- [TASK INPUTS]:
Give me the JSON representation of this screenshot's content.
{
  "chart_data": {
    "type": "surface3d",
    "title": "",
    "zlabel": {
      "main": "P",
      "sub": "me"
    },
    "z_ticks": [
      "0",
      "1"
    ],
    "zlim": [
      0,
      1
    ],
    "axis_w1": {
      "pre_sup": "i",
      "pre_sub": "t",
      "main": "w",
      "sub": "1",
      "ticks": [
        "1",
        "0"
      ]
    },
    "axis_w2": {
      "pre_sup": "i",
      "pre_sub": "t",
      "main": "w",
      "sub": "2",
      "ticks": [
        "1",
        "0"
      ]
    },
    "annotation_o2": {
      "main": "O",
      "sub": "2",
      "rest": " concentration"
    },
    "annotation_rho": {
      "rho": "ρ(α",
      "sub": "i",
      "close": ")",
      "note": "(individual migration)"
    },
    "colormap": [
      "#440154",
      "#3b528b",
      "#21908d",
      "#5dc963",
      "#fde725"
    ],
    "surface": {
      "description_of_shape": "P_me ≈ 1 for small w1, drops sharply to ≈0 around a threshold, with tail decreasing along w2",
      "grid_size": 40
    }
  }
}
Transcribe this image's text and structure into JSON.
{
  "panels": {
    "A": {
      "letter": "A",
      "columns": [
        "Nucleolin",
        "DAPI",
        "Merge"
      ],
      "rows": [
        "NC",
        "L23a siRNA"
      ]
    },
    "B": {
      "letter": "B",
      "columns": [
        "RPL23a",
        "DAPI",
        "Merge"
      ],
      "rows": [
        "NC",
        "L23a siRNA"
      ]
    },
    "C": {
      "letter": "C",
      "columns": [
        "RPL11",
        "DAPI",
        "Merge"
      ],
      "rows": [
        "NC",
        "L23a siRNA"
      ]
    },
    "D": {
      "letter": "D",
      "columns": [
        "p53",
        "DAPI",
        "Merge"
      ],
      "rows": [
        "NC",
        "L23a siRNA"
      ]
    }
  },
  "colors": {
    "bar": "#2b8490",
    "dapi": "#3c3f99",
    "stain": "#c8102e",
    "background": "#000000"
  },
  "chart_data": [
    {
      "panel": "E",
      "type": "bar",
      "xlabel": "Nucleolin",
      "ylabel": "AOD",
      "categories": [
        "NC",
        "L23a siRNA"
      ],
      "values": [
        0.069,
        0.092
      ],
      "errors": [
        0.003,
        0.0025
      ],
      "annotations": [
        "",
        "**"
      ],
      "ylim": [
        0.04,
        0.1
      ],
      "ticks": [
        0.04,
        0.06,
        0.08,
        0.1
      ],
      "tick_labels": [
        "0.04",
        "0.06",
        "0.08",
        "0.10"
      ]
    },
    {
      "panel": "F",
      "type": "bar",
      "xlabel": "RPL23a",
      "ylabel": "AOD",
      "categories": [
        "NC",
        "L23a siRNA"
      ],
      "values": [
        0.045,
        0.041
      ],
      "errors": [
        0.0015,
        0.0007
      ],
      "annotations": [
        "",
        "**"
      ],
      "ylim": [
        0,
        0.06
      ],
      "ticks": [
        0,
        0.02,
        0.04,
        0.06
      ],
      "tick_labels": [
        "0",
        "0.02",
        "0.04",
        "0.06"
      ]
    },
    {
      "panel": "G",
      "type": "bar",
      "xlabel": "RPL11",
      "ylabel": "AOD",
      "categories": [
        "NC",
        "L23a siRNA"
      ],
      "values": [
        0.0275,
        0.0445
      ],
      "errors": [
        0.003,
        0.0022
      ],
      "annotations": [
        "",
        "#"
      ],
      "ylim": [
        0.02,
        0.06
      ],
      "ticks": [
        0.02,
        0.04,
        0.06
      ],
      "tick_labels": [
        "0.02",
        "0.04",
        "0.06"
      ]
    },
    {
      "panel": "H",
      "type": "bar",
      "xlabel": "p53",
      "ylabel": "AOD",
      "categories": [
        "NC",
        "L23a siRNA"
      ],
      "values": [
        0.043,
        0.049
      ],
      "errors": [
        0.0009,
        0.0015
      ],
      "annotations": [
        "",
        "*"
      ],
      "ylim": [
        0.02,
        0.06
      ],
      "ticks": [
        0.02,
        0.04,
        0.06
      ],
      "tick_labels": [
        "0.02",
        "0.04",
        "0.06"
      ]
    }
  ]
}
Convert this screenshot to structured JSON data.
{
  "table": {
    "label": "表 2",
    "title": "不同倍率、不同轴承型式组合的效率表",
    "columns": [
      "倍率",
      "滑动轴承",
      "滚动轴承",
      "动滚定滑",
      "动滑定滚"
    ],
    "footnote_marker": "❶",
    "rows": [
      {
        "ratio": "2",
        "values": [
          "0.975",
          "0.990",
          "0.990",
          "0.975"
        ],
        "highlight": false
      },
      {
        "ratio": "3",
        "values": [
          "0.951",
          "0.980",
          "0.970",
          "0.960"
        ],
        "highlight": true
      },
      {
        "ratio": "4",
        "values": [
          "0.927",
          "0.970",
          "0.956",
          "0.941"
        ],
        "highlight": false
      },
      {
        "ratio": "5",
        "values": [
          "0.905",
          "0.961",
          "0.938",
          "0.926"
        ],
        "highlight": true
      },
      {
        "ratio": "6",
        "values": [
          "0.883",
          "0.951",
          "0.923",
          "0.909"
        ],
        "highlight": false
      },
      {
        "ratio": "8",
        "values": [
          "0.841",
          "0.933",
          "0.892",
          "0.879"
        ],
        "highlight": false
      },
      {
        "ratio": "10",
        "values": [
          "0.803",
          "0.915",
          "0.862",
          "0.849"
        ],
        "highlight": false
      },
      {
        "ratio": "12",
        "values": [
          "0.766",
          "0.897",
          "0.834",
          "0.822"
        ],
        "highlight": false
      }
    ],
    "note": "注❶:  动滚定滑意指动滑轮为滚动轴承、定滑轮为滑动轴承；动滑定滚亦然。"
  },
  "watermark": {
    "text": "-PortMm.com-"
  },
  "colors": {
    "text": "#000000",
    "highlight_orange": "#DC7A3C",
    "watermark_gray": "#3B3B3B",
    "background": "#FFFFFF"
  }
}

- [PROBLEM TO WORK ON]:
Look over the listing. Pull out every line with the string "background" in it.

- [OUTPUT BELOW]:
    "background": "#000000"
    "background": "#FFFFFF"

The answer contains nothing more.